- [What is expected] Restate, word for word, every line of the data.

Collected data entries
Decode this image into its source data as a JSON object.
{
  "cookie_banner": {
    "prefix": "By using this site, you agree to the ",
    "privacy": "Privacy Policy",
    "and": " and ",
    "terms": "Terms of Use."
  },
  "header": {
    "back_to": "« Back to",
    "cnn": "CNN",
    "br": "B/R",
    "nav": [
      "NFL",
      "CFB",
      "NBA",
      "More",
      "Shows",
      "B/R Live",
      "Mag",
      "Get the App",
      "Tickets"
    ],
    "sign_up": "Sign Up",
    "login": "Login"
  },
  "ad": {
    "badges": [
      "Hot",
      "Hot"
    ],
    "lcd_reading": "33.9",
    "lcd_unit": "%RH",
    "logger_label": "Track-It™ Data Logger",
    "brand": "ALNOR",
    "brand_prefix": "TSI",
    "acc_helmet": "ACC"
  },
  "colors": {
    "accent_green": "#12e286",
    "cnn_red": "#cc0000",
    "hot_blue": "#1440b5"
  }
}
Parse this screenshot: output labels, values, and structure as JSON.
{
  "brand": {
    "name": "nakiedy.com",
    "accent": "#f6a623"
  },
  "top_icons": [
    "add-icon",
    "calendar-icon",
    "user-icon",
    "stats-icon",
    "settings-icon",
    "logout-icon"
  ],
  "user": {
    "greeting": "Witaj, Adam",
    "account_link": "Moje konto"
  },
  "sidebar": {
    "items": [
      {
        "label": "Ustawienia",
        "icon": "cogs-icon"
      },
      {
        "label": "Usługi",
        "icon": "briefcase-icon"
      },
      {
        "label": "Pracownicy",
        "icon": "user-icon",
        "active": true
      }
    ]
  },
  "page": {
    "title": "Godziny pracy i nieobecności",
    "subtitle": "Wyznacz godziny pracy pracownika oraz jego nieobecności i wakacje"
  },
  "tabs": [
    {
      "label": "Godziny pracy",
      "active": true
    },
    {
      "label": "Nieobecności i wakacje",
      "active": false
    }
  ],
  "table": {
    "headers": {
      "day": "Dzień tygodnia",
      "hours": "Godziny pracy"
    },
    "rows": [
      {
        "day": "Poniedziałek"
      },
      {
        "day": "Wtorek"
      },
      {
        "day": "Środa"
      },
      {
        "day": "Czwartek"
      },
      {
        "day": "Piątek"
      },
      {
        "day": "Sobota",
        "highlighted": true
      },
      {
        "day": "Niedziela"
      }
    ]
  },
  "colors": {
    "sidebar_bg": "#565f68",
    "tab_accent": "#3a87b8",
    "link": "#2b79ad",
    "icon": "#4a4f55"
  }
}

- [Written solution]
Decode this image into its source data as a JSON object.
{
  "cookie_banner": {
    "prefix": "By using this site, you agree to the ",
    "privacy": "Privacy Policy",
    "and": " and ",
    "terms": "Terms of Use."
  },
  "header": {
    "back_to": "« Back to",
    "cnn": "CNN",
    "br": "B/R",
    "nav": [
      "NFL",
      "CFB",
      "NBA",
      "More",
      "Shows",
      "B/R Live",
      "Mag",
      "Get the App",
      "Tickets"
    ],
    "sign_up": "Sign Up",
    "login": "Login"
  },
  "ad": {
    "badges": [
      "Hot",
      "Hot"
    ],
    "lcd_reading": "33.9",
    "lcd_unit": "%RH",
    "logger_label": "Track-It™ Data Logger",
    "brand": "ALNOR",
    "brand_prefix": "TSI",
    "acc_helmet": "ACC"
  },
  "colors": {
    "accent_green": "#12e286",
    "cnn_red": "#cc0000",
    "hot_blue": "#1440b5"
  }
}
Parse this screenshot: output labels, values, and structure as JSON.
{
  "brand": {
    "name": "nakiedy.com",
    "accent": "#f6a623"
  },
  "top_icons": [
    "add-icon",
    "calendar-icon",
    "user-icon",
    "stats-icon",
    "settings-icon",
    "logout-icon"
  ],
  "user": {
    "greeting": "Witaj, Adam",
    "account_link": "Moje konto"
  },
  "sidebar": {
    "items": [
      {
        "label": "Ustawienia",
        "icon": "cogs-icon"
      },
      {
        "label": "Usługi",
        "icon": "briefcase-icon"
      },
      {
        "label": "Pracownicy",
        "icon": "user-icon",
        "active": true
      }
    ]
  },
  "page": {
    "title": "Godziny pracy i nieobecności",
    "subtitle": "Wyznacz godziny pracy pracownika oraz jego nieobecności i wakacje"
  },
  "tabs": [
    {
      "label": "Godziny pracy",
      "active": true
    },
    {
      "label": "Nieobecności i wakacje",
      "active": false
    }
  ],
  "table": {
    "headers": {
      "day": "Dzień tygodnia",
      "hours": "Godziny pracy"
    },
    "rows": [
      {
        "day": "Poniedziałek"
      },
      {
        "day": "Wtorek"
      },
      {
        "day": "Środa"
      },
      {
        "day": "Czwartek"
      },
      {
        "day": "Piątek"
      },
      {
        "day": "Sobota",
        "highlighted": true
      },
      {
        "day": "Niedziela"
      }
    ]
  },
  "colors": {
    "sidebar_bg": "#565f68",
    "tab_accent": "#3a87b8",
    "link": "#2b79ad",
    "icon": "#4a4f55"
  }
}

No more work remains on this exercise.